THE REQUEST:
Identify the lines that include the word "الثانوي", then copy all of them.

Excerpts from a figure dataset:
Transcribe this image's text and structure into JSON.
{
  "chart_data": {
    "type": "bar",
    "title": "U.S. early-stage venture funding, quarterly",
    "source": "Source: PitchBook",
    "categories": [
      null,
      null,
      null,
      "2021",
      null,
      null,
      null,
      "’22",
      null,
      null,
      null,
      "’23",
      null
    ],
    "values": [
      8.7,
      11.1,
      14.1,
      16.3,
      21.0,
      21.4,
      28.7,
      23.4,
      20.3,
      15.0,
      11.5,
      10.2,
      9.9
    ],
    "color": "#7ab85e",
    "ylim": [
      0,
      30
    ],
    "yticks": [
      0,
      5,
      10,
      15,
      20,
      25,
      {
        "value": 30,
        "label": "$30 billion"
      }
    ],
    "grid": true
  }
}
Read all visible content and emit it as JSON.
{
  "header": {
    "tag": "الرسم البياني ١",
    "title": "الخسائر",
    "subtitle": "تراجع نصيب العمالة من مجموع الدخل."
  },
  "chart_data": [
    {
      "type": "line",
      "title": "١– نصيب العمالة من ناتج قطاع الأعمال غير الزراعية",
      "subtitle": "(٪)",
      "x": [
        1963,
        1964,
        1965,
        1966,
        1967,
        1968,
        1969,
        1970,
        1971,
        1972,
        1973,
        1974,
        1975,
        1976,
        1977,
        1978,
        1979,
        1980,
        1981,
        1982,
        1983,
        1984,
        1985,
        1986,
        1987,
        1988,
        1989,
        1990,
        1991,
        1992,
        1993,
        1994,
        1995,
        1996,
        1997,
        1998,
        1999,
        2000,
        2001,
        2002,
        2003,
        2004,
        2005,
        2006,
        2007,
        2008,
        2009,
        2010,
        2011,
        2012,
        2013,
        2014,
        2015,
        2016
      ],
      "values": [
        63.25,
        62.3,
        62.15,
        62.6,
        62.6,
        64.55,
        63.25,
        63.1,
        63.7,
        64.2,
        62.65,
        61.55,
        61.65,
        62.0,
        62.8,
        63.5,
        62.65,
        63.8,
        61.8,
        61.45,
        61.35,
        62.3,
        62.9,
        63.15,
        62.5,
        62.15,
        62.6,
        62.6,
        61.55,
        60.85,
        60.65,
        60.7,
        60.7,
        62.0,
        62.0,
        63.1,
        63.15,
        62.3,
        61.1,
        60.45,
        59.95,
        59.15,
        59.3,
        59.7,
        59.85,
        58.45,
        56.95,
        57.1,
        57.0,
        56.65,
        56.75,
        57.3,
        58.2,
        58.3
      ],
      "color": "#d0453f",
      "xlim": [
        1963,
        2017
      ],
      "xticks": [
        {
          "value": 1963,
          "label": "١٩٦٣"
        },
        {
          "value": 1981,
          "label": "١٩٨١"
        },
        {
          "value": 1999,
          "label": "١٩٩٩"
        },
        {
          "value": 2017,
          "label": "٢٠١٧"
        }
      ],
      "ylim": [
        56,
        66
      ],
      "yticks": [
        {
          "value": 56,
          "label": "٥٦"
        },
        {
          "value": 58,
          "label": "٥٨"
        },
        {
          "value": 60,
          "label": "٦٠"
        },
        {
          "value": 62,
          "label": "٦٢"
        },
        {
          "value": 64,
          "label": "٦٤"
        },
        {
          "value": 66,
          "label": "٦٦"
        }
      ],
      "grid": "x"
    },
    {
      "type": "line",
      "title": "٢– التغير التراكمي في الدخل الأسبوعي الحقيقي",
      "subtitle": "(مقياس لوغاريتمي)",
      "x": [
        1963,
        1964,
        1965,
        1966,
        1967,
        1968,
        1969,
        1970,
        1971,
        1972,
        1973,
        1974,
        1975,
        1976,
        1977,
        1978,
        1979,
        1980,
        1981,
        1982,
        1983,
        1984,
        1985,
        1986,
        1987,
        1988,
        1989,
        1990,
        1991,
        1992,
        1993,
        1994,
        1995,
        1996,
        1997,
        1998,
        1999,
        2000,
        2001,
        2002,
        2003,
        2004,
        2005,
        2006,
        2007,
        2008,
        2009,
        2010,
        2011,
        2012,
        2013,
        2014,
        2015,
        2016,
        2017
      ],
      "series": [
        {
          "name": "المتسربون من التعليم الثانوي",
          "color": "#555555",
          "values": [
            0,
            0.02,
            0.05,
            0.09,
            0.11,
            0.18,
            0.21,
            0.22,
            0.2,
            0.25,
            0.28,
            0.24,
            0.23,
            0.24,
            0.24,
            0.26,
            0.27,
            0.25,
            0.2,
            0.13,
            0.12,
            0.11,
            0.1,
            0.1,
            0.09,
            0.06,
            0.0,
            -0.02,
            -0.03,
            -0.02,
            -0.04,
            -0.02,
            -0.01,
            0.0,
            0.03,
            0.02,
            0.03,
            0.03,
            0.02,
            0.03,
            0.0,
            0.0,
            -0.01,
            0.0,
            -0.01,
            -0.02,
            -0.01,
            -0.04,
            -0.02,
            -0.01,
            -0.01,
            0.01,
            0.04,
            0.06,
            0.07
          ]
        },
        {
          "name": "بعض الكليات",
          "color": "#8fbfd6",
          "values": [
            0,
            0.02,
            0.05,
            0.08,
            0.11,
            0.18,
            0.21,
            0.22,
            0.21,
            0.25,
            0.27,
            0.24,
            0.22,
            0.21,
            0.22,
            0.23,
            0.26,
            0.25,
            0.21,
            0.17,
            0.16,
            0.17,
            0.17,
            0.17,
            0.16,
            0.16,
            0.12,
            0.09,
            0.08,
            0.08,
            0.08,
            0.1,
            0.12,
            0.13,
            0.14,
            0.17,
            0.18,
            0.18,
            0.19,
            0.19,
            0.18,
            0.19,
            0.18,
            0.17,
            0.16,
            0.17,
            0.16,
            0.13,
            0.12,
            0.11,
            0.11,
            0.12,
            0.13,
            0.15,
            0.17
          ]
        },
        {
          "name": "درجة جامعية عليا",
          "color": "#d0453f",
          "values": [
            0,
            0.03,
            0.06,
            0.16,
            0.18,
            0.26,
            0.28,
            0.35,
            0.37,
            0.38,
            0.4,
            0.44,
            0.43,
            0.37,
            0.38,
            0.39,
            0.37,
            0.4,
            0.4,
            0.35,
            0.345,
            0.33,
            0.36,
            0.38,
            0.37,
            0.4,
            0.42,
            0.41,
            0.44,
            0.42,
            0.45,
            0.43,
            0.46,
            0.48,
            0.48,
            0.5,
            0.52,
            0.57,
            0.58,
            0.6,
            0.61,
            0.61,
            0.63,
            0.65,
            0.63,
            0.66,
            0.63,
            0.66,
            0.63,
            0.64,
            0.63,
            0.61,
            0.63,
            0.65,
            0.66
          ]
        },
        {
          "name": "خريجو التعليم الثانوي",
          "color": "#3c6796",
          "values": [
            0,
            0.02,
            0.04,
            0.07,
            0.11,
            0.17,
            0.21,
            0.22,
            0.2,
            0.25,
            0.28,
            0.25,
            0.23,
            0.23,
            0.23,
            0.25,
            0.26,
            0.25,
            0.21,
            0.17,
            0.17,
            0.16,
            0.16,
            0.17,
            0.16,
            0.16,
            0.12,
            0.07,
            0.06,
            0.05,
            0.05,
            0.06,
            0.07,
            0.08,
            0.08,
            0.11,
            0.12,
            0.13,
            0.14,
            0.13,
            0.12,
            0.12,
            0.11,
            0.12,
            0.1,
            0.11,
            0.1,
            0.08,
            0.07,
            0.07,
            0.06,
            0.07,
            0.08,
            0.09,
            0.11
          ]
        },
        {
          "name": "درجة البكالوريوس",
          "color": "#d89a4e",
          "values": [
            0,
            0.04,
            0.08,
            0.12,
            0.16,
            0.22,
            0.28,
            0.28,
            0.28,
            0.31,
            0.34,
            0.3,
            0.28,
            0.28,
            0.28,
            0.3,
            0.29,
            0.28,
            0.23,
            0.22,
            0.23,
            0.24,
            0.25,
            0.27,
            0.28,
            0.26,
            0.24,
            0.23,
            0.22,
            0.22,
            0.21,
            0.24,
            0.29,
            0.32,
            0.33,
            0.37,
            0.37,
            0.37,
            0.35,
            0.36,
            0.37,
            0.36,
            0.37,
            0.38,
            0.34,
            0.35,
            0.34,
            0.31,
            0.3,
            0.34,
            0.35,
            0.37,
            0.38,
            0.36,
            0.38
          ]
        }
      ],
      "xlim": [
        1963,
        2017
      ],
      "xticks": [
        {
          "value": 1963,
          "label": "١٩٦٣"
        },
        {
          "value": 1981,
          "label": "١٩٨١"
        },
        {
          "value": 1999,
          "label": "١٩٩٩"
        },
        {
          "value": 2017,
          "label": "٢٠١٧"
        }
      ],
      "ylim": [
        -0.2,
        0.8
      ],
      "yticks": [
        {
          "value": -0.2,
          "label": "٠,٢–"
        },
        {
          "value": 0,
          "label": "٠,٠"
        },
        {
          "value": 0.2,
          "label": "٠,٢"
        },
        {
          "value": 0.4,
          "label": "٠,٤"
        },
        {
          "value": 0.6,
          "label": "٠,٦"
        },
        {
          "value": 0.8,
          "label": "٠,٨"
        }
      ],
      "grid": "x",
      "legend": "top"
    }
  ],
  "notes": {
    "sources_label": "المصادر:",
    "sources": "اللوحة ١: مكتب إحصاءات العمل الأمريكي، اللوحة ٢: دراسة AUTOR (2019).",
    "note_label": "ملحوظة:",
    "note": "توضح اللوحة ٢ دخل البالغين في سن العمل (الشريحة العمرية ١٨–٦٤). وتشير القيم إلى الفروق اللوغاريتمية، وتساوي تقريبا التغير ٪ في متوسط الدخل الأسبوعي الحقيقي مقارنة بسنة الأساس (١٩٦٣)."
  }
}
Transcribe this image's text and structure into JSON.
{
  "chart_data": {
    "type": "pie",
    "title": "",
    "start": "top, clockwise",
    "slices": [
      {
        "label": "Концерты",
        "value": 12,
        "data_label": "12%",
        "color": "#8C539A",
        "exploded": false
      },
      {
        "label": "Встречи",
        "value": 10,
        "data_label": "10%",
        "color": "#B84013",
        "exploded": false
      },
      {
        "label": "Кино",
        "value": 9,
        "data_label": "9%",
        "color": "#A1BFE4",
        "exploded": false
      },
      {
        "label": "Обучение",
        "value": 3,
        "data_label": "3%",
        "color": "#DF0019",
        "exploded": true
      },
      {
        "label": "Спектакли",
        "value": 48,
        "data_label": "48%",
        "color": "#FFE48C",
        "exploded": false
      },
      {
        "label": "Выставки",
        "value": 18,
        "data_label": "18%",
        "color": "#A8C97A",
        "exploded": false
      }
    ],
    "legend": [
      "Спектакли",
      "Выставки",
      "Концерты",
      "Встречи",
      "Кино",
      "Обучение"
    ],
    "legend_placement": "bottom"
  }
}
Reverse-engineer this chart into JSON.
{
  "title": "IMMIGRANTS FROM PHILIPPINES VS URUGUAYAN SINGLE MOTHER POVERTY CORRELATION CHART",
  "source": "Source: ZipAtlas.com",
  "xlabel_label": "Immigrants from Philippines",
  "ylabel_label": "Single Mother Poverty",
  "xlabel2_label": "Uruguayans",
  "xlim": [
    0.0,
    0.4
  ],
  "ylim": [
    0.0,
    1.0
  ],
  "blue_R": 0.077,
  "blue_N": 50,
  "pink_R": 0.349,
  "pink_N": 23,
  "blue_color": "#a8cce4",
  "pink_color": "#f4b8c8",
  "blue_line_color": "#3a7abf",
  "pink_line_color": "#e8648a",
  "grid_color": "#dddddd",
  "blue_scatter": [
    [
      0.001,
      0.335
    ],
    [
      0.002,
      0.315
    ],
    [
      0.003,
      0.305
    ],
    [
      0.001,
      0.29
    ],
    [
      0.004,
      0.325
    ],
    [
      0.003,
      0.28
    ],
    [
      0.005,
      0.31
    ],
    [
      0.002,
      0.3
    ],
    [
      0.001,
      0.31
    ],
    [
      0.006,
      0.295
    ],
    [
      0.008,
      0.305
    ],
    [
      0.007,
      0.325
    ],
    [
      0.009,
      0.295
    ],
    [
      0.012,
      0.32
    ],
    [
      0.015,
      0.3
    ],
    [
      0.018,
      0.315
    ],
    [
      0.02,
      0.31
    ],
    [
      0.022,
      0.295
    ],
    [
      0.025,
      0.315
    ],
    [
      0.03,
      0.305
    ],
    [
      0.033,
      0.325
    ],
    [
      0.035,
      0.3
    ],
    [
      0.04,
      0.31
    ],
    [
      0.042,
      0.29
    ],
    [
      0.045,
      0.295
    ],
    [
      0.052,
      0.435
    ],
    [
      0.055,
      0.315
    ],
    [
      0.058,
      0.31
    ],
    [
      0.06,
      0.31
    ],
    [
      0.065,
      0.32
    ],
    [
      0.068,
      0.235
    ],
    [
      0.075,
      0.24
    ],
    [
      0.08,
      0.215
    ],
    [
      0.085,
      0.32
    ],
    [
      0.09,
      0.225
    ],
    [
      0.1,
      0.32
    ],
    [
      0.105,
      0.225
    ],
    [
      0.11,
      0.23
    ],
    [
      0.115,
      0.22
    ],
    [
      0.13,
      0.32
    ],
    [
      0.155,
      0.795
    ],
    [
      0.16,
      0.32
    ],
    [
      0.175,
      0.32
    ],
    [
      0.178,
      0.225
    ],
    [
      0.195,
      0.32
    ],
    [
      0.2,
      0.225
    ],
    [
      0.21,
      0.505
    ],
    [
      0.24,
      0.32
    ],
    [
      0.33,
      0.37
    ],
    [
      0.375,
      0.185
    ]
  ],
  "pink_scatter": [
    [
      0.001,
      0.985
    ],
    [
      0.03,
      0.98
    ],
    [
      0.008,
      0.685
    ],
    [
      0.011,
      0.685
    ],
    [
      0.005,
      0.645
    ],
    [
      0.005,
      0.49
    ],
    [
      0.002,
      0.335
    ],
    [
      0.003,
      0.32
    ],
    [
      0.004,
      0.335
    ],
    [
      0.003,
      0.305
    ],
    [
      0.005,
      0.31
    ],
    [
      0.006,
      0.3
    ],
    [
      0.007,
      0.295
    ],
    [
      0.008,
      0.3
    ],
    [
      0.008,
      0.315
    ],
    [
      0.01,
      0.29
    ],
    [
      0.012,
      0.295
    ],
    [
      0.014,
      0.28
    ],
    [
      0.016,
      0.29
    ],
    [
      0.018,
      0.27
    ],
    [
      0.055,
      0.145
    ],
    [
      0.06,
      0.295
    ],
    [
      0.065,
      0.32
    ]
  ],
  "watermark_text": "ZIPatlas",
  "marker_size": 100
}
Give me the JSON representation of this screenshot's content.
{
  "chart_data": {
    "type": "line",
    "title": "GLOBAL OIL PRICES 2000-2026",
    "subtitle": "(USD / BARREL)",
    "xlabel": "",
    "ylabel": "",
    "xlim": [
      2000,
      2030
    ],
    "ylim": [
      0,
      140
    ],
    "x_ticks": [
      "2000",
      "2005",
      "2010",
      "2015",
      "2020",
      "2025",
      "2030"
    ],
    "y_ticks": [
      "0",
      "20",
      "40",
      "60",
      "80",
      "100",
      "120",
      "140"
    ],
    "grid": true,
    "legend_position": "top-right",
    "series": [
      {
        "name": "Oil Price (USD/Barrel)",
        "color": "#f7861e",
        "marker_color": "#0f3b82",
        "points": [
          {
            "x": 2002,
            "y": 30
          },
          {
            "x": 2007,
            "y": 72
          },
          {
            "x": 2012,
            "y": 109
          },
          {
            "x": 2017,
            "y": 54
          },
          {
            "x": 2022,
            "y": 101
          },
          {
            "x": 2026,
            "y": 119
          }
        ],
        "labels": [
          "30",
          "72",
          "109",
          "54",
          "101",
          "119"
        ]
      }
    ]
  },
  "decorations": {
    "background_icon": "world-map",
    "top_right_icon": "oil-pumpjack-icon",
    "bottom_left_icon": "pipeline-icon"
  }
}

EXERCISE RESPONSE:
          "name": "المتسربون من التعليم الثانوي",
          "name": "خريجو التعليم الثانوي",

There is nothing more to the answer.